• RECORD EXTRACTS:

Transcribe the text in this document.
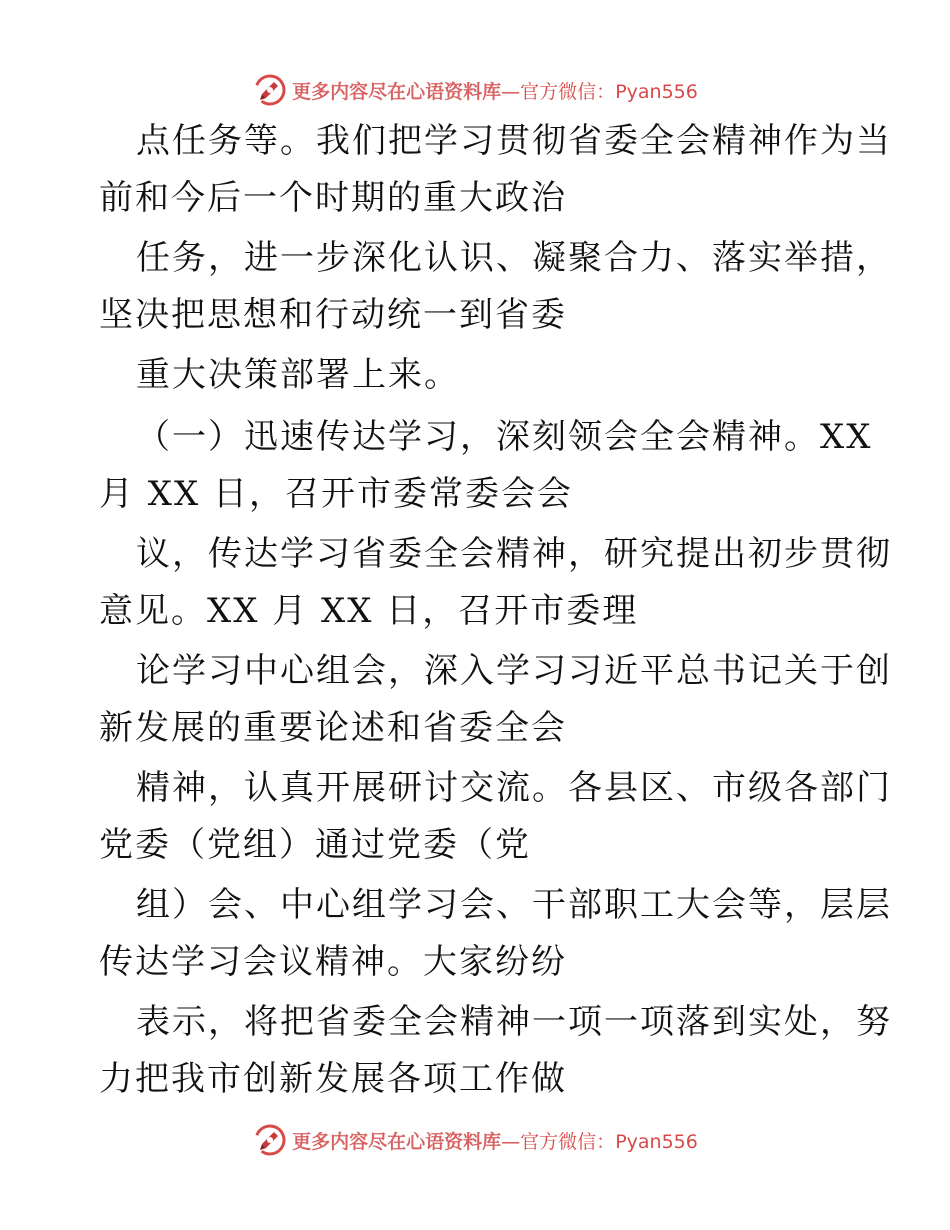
更多内容尽在心语资料库—官方微信：Pyan556
点任务等。我们把学习贯彻省委全会精神作为当
前和今后一个时期的重大政治
任务，进一步深化认识、凝聚合力、落实举措，
坚决把思想和行动统一到省委
重大决策部署上来。
（一）迅速传达学习，深刻领会全会精神。XX
月 XX 日，召开市委常委会会
议，传达学习省委全会精神，研究提出初步贯彻
意见。XX 月 XX 日，召开市委理
论学习中心组会，深入学习习近平总书记关于创
新发展的重要论述和省委全会
精神，认真开展研讨交流。各县区、市级各部门
党委（党组）通过党委（党
组）会、中心组学习会、干部职工大会等，层层
传达学习会议精神。大家纷纷
表示，将把省委全会精神一项一项落到实处，努
力把我市创新发展各项工作做
更多内容尽在心语资料库—官方微信：Pyan556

• DESCRIPTION OF THE TASK: Images in the records should not be copied. Repeat all the rest exactly.

• FULL ANSWER:
Transcribe the text in this document.
更多内容尽在心语资料库—官方微信：Pyan556
点任务等。我们把学习贯彻省委全会精神作为当
前和今后一个时期的重大政治
任务，进一步深化认识、凝聚合力、落实举措，
坚决把思想和行动统一到省委
重大决策部署上来。
（一）迅速传达学习，深刻领会全会精神。XX
月 XX 日，召开市委常委会会
议，传达学习省委全会精神，研究提出初步贯彻
意见。XX 月 XX 日，召开市委理
论学习中心组会，深入学习习近平总书记关于创
新发展的重要论述和省委全会
精神，认真开展研讨交流。各县区、市级各部门
党委（党组）通过党委（党
组）会、中心组学习会、干部职工大会等，层层
传达学习会议精神。大家纷纷
表示，将把省委全会精神一项一项落到实处，努
力把我市创新发展各项工作做
更多内容尽在心语资料库—官方微信：Pyan556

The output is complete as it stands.